> [Task statement]: Find the lines holding the string "note" in the data, then copy all of them.

> [Provided information]:
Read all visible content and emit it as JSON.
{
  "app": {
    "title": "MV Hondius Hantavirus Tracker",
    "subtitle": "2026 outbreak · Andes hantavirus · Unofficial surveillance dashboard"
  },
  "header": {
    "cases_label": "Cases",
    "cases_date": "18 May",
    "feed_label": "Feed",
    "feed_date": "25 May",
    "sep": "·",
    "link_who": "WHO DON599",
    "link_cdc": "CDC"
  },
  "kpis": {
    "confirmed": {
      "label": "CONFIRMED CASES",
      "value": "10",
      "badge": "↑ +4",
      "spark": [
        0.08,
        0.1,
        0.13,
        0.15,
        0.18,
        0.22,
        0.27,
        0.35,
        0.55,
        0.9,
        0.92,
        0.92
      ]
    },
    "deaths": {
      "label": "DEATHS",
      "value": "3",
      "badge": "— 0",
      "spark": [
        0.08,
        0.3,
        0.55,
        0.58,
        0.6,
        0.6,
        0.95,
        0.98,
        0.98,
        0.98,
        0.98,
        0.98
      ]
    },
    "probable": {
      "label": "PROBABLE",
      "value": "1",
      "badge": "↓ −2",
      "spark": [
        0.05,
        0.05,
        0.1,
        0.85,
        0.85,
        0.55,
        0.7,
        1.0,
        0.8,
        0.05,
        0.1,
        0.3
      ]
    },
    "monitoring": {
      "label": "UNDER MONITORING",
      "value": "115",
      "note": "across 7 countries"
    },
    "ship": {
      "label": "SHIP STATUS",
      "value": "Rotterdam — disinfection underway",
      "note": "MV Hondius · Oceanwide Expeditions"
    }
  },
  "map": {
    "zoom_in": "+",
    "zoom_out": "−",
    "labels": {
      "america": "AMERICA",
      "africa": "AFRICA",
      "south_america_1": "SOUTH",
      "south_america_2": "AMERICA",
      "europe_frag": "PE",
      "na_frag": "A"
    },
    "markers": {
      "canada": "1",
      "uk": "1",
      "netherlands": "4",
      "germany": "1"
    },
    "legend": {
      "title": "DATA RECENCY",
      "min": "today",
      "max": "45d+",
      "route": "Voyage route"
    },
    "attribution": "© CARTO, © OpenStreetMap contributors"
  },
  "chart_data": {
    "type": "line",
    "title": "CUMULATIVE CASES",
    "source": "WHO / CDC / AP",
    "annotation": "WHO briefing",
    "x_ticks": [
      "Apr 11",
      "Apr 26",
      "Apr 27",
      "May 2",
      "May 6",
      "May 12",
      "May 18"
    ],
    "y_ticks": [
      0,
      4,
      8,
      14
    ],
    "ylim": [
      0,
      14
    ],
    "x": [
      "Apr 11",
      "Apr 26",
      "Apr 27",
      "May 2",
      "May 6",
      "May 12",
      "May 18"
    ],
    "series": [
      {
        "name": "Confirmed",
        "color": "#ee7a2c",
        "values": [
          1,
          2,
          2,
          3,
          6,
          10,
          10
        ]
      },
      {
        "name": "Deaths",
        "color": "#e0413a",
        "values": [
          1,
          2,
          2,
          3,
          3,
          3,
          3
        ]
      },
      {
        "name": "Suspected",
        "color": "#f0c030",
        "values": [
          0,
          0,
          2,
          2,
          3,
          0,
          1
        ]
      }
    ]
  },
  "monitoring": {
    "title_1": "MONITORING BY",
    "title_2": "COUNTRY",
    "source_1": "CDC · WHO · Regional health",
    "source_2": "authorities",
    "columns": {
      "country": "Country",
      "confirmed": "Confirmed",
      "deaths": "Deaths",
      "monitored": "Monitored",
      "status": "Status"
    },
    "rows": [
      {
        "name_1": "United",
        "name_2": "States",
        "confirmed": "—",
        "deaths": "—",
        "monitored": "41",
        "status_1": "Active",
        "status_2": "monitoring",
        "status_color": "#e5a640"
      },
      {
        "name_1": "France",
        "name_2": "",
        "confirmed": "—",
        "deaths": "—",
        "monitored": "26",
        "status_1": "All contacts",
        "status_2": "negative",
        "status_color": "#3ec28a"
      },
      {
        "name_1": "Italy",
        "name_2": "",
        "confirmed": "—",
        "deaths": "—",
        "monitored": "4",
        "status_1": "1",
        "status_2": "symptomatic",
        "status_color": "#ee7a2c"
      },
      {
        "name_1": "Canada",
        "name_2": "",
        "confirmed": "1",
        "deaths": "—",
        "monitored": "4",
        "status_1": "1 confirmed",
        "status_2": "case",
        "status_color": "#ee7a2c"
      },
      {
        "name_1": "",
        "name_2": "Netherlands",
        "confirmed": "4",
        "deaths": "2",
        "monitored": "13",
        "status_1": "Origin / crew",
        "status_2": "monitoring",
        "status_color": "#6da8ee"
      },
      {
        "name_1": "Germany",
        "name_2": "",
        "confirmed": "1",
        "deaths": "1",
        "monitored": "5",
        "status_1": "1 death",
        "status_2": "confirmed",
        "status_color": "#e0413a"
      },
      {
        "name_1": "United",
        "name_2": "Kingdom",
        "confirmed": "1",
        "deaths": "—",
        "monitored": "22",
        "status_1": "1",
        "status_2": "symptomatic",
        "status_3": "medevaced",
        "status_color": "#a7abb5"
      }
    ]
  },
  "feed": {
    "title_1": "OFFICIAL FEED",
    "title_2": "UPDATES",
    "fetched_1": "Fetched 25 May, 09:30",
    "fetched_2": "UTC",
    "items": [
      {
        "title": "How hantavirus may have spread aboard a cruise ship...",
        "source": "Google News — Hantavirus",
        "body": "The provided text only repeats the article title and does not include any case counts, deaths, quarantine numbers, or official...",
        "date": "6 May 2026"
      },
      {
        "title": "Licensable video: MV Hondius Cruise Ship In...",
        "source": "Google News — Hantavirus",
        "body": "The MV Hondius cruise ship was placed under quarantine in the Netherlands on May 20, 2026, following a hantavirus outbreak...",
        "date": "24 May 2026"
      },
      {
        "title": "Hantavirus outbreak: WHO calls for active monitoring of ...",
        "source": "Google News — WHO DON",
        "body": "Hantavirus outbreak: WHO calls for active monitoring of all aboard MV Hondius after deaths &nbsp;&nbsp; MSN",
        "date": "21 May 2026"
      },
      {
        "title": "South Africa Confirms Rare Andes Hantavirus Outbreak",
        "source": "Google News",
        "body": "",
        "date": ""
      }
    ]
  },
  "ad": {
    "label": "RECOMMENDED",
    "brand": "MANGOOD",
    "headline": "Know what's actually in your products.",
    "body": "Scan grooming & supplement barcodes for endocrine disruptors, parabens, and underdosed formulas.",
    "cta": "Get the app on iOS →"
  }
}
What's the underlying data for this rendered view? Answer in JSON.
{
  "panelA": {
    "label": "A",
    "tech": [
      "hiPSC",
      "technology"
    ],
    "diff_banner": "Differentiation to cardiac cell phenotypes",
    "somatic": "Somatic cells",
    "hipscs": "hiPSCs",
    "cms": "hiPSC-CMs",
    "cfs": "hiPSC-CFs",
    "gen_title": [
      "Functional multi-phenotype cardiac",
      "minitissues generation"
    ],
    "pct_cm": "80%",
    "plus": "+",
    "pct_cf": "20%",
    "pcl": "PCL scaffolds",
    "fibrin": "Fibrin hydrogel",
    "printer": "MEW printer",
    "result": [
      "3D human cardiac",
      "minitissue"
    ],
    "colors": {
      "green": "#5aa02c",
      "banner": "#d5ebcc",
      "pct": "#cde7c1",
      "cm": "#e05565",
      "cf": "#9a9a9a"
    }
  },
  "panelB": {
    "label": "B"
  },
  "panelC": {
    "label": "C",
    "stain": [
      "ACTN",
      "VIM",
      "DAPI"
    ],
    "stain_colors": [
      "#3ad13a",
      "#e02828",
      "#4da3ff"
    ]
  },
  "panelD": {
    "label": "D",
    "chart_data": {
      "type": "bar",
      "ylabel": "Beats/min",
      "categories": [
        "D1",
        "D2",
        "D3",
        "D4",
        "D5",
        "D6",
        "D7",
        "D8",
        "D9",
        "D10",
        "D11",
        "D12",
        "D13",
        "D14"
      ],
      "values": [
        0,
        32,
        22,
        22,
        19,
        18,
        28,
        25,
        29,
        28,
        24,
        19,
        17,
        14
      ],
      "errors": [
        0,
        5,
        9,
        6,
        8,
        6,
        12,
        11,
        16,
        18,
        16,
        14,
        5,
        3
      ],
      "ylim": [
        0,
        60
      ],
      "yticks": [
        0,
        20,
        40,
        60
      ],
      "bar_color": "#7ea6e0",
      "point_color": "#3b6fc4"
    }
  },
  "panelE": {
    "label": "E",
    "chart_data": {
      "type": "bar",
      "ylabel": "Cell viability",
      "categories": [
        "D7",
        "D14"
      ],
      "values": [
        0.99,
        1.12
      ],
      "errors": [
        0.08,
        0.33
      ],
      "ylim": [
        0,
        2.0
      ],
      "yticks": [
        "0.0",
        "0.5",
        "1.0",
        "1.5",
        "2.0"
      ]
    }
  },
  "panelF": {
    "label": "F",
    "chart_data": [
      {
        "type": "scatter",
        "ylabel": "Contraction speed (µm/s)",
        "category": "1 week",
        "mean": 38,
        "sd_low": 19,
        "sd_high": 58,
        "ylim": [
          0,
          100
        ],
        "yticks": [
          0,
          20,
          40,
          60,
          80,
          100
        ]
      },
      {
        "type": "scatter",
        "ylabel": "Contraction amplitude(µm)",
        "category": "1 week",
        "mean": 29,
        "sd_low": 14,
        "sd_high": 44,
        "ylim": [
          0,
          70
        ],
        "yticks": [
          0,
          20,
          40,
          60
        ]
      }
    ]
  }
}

> [Expected answer]:
      "note": "across 7 countries"
      "note": "MV Hondius · Oceanwide Expeditions"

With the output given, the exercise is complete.